>> begin THE DATA

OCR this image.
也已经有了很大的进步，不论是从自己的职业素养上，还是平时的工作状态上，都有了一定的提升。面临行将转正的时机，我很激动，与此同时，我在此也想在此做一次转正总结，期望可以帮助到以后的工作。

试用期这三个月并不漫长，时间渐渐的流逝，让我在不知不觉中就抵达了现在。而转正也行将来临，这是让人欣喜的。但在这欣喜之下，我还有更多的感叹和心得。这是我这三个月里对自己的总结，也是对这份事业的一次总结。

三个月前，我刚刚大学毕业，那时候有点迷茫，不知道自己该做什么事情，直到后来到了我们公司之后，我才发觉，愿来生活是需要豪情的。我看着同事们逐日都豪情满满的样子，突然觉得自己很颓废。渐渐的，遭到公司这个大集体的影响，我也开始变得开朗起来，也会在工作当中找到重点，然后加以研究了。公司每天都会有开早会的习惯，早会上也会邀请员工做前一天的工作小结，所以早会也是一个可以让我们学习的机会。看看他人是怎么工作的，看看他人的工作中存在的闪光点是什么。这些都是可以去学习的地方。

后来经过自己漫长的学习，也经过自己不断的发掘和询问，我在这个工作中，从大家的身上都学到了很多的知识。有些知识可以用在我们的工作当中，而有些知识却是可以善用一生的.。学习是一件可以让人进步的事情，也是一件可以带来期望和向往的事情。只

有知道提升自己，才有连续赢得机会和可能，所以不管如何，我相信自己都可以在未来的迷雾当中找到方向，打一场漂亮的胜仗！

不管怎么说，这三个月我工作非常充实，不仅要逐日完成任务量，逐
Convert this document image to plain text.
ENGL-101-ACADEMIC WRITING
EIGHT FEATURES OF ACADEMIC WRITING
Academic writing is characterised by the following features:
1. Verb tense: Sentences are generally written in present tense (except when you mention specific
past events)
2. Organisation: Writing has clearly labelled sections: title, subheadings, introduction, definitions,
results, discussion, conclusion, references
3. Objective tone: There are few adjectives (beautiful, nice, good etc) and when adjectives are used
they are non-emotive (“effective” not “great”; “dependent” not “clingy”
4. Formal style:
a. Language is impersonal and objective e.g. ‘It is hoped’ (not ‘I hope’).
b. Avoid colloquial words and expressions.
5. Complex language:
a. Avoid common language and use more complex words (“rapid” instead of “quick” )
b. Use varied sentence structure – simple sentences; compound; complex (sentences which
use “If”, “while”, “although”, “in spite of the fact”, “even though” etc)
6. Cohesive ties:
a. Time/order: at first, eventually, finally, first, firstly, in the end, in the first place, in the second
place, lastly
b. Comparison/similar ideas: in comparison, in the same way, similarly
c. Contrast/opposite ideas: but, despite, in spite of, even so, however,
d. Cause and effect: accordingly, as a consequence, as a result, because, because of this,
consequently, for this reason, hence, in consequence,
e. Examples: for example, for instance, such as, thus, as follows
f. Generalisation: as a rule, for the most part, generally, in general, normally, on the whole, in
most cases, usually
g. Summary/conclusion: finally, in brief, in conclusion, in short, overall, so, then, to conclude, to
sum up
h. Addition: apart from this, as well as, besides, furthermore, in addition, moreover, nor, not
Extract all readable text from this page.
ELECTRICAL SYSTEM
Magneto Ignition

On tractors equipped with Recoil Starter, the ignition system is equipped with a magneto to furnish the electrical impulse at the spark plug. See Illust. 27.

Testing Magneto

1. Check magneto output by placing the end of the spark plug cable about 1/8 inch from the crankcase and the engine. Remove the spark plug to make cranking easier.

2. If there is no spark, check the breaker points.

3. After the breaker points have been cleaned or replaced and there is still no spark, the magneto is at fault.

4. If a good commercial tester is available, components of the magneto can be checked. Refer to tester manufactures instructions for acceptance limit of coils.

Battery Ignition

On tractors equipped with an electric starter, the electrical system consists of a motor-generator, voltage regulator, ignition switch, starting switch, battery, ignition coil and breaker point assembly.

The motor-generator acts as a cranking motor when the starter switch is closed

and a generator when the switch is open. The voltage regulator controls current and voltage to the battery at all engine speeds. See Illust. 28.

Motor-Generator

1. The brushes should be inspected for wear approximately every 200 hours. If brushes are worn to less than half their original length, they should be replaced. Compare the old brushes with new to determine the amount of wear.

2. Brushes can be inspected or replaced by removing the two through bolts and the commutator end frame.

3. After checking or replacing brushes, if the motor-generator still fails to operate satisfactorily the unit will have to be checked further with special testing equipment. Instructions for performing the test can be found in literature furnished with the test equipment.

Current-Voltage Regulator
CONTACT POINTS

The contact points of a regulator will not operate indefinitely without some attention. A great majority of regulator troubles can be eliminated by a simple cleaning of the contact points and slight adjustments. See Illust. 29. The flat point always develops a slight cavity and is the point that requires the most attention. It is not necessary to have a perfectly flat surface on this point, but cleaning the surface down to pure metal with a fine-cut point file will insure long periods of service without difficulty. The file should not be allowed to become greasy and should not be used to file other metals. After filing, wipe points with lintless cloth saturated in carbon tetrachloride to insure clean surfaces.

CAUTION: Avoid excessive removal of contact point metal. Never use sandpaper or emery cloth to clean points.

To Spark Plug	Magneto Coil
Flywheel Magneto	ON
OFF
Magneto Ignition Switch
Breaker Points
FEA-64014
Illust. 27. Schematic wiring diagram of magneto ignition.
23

>> end THE DATA

Of all the lines above, how many contain "from"? Give the number and nothing more.

3